*WHAT NEEDS TO BE DONE*
Reproduce every entry in the listing without alteration.

#### INPUT ####

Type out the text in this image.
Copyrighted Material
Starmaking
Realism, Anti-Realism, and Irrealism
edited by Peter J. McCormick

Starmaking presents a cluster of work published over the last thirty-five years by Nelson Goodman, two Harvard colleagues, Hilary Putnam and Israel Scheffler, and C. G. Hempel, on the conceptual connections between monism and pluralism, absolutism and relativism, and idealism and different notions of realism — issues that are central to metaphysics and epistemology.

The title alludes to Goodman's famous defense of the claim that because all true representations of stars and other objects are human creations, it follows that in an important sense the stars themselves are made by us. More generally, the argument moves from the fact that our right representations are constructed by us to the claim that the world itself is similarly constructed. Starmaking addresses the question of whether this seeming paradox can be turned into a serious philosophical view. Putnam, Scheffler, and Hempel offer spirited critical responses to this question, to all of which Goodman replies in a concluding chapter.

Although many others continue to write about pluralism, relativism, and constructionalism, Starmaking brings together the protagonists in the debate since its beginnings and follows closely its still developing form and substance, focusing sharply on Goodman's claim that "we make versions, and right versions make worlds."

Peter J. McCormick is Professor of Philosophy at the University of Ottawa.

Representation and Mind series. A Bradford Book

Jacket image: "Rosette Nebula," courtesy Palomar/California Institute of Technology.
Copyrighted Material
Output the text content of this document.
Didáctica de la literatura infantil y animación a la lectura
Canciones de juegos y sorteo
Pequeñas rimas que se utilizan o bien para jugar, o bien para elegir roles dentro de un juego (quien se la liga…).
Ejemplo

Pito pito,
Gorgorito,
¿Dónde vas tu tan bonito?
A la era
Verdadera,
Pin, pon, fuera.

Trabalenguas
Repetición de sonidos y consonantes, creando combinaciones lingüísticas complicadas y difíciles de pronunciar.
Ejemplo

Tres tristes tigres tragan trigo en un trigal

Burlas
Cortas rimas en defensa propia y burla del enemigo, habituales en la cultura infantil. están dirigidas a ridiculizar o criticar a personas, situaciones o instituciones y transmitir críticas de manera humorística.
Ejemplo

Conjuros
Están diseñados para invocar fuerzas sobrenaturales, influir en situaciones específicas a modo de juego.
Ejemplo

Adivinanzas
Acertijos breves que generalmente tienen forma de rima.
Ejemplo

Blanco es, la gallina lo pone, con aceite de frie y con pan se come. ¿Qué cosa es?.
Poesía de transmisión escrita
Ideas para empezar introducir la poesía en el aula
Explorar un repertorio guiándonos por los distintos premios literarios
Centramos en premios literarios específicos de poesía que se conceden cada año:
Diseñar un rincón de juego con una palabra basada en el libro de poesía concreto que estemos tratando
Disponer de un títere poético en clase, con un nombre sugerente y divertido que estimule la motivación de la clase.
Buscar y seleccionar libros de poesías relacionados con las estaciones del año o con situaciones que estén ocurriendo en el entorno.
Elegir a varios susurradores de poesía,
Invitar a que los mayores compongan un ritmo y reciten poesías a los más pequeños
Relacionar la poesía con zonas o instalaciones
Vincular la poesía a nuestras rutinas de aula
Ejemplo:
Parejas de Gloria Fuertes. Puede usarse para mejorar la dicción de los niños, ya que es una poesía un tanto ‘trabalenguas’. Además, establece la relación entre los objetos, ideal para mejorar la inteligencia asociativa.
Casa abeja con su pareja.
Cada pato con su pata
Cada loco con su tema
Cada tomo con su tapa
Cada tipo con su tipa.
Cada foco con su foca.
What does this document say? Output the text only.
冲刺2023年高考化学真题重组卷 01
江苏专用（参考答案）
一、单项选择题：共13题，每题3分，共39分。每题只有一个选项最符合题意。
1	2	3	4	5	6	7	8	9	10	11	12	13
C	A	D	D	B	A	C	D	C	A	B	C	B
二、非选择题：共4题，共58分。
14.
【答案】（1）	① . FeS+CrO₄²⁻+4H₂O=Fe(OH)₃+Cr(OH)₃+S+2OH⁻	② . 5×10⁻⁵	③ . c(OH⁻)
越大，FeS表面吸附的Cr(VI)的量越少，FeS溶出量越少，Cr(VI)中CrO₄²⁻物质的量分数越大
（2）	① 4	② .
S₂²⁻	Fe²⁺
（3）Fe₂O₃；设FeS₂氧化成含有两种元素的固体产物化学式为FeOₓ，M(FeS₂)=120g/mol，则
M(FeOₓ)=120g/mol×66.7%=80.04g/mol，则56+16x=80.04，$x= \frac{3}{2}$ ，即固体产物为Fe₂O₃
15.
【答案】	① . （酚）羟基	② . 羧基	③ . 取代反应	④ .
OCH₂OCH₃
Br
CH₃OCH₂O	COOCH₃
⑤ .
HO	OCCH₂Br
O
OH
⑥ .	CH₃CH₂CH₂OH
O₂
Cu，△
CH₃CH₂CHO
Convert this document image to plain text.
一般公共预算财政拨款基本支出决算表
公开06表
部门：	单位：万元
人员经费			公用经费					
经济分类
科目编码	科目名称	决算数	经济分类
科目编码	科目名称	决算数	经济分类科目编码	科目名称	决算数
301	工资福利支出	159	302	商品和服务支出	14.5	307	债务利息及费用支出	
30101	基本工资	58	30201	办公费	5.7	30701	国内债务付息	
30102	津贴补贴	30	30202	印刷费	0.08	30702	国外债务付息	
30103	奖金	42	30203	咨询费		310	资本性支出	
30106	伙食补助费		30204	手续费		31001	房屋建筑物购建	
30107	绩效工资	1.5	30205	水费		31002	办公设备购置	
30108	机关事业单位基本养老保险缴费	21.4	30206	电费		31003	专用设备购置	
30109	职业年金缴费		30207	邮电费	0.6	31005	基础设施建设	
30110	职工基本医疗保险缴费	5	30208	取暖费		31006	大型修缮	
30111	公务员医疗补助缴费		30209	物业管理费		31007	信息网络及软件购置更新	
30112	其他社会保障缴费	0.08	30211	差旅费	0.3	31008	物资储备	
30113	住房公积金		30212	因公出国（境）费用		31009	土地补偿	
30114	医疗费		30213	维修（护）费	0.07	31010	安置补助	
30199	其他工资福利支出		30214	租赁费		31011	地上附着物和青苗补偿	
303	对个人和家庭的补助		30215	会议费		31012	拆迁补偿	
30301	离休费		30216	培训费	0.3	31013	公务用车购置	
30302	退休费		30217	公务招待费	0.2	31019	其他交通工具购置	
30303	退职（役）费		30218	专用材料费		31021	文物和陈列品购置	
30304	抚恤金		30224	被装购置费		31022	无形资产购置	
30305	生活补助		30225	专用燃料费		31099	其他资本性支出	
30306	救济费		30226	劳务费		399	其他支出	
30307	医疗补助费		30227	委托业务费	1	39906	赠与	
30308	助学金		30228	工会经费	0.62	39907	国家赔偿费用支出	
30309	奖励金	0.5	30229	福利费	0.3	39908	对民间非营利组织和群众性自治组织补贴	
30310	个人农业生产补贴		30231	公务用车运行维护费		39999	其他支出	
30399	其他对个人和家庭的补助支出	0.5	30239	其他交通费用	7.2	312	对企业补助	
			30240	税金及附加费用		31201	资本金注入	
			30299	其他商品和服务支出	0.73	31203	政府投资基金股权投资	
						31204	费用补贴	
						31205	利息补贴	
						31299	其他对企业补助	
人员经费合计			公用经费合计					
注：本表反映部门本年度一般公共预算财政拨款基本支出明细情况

####

*OUTPUT FOR THIS TASK*
Type out the text in this image.
Copyrighted Material
Starmaking
Realism, Anti-Realism, and Irrealism
edited by Peter J. McCormick

Starmaking presents a cluster of work published over the last thirty-five years by Nelson Goodman, two Harvard colleagues, Hilary Putnam and Israel Scheffler, and C. G. Hempel, on the conceptual connections between monism and pluralism, absolutism and relativism, and idealism and different notions of realism — issues that are central to metaphysics and epistemology.

The title alludes to Goodman's famous defense of the claim that because all true representations of stars and other objects are human creations, it follows that in an important sense the stars themselves are made by us. More generally, the argument moves from the fact that our right representations are constructed by us to the claim that the world itself is similarly constructed. Starmaking addresses the question of whether this seeming paradox can be turned into a serious philosophical view. Putnam, Scheffler, and Hempel offer spirited critical responses to this question, to all of which Goodman replies in a concluding chapter.

Although many others continue to write about pluralism, relativism, and constructionalism, Starmaking brings together the protagonists in the debate since its beginnings and follows closely its still developing form and substance, focusing sharply on Goodman's claim that "we make versions, and right versions make worlds."

Peter J. McCormick is Professor of Philosophy at the University of Ottawa.

Representation and Mind series. A Bradford Book

Jacket image: "Rosette Nebula," courtesy Palomar/California Institute of Technology.
Copyrighted Material
Output the text content of this document.
Didáctica de la literatura infantil y animación a la lectura
Canciones de juegos y sorteo
Pequeñas rimas que se utilizan o bien para jugar, o bien para elegir roles dentro de un juego (quien se la liga…).
Ejemplo

Pito pito,
Gorgorito,
¿Dónde vas tu tan bonito?
A la era
Verdadera,
Pin, pon, fuera.

Trabalenguas
Repetición de sonidos y consonantes, creando combinaciones lingüísticas complicadas y difíciles de pronunciar.
Ejemplo

Tres tristes tigres tragan trigo en un trigal

Burlas
Cortas rimas en defensa propia y burla del enemigo, habituales en la cultura infantil. están dirigidas a ridiculizar o criticar a personas, situaciones o instituciones y transmitir críticas de manera humorística.
Ejemplo

Conjuros
Están diseñados para invocar fuerzas sobrenaturales, influir en situaciones específicas a modo de juego.
Ejemplo

Adivinanzas
Acertijos breves que generalmente tienen forma de rima.
Ejemplo

Blanco es, la gallina lo pone, con aceite de frie y con pan se come. ¿Qué cosa es?.
Poesía de transmisión escrita
Ideas para empezar introducir la poesía en el aula
Explorar un repertorio guiándonos por los distintos premios literarios
Centramos en premios literarios específicos de poesía que se conceden cada año:
Diseñar un rincón de juego con una palabra basada en el libro de poesía concreto que estemos tratando
Disponer de un títere poético en clase, con un nombre sugerente y divertido que estimule la motivación de la clase.
Buscar y seleccionar libros de poesías relacionados con las estaciones del año o con situaciones que estén ocurriendo en el entorno.
Elegir a varios susurradores de poesía,
Invitar a que los mayores compongan un ritmo y reciten poesías a los más pequeños
Relacionar la poesía con zonas o instalaciones
Vincular la poesía a nuestras rutinas de aula
Ejemplo:
Parejas de Gloria Fuertes. Puede usarse para mejorar la dicción de los niños, ya que es una poesía un tanto ‘trabalenguas’. Además, establece la relación entre los objetos, ideal para mejorar la inteligencia asociativa.
Casa abeja con su pareja.
Cada pato con su pata
Cada loco con su tema
Cada tomo con su tapa
Cada tipo con su tipa.
Cada foco con su foca.
What does this document say? Output the text only.
冲刺2023年高考化学真题重组卷 01
江苏专用（参考答案）
一、单项选择题：共13题，每题3分，共39分。每题只有一个选项最符合题意。
1	2	3	4	5	6	7	8	9	10	11	12	13
C	A	D	D	B	A	C	D	C	A	B	C	B
二、非选择题：共4题，共58分。
14.
【答案】（1）	① . FeS+CrO₄²⁻+4H₂O=Fe(OH)₃+Cr(OH)₃+S+2OH⁻	② . 5×10⁻⁵	③ . c(OH⁻)
越大，FeS表面吸附的Cr(VI)的量越少，FeS溶出量越少，Cr(VI)中CrO₄²⁻物质的量分数越大
（2）	① 4	② .
S₂²⁻	Fe²⁺
（3）Fe₂O₃；设FeS₂氧化成含有两种元素的固体产物化学式为FeOₓ，M(FeS₂)=120g/mol，则
M(FeOₓ)=120g/mol×66.7%=80.04g/mol，则56+16x=80.04，$x= \frac{3}{2}$ ，即固体产物为Fe₂O₃
15.
【答案】	① . （酚）羟基	② . 羧基	③ . 取代反应	④ .
OCH₂OCH₃
Br
CH₃OCH₂O	COOCH₃
⑤ .
HO	OCCH₂Br
O
OH
⑥ .	CH₃CH₂CH₂OH
O₂
Cu，△
CH₃CH₂CHO
Convert this document image to plain text.
一般公共预算财政拨款基本支出决算表
公开06表
部门：	单位：万元
人员经费			公用经费					
经济分类
科目编码	科目名称	决算数	经济分类
科目编码	科目名称	决算数	经济分类科目编码	科目名称	决算数
301	工资福利支出	159	302	商品和服务支出	14.5	307	债务利息及费用支出	
30101	基本工资	58	30201	办公费	5.7	30701	国内债务付息	
30102	津贴补贴	30	30202	印刷费	0.08	30702	国外债务付息	
30103	奖金	42	30203	咨询费		310	资本性支出	
30106	伙食补助费		30204	手续费		31001	房屋建筑物购建	
30107	绩效工资	1.5	30205	水费		31002	办公设备购置	
30108	机关事业单位基本养老保险缴费	21.4	30206	电费		31003	专用设备购置	
30109	职业年金缴费		30207	邮电费	0.6	31005	基础设施建设	
30110	职工基本医疗保险缴费	5	30208	取暖费		31006	大型修缮	
30111	公务员医疗补助缴费		30209	物业管理费		31007	信息网络及软件购置更新	
30112	其他社会保障缴费	0.08	30211	差旅费	0.3	31008	物资储备	
30113	住房公积金		30212	因公出国（境）费用		31009	土地补偿	
30114	医疗费		30213	维修（护）费	0.07	31010	安置补助	
30199	其他工资福利支出		30214	租赁费		31011	地上附着物和青苗补偿	
303	对个人和家庭的补助		30215	会议费		31012	拆迁补偿	
30301	离休费		30216	培训费	0.3	31013	公务用车购置	
30302	退休费		30217	公务招待费	0.2	31019	其他交通工具购置	
30303	退职（役）费		30218	专用材料费		31021	文物和陈列品购置	
30304	抚恤金		30224	被装购置费		31022	无形资产购置	
30305	生活补助		30225	专用燃料费		31099	其他资本性支出	
30306	救济费		30226	劳务费		399	其他支出	
30307	医疗补助费		30227	委托业务费	1	39906	赠与	
30308	助学金		30228	工会经费	0.62	39907	国家赔偿费用支出	
30309	奖励金	0.5	30229	福利费	0.3	39908	对民间非营利组织和群众性自治组织补贴	
30310	个人农业生产补贴		30231	公务用车运行维护费		39999	其他支出	
30399	其他对个人和家庭的补助支出	0.5	30239	其他交通费用	7.2	312	对企业补助	
			30240	税金及附加费用		31201	资本金注入	
			30299	其他商品和服务支出	0.73	31203	政府投资基金股权投资	
						31204	费用补贴	
						31205	利息补贴	
						31299	其他对企业补助	
人员经费合计			公用经费合计					
注：本表反映部门本年度一般公共预算财政拨款基本支出明细情况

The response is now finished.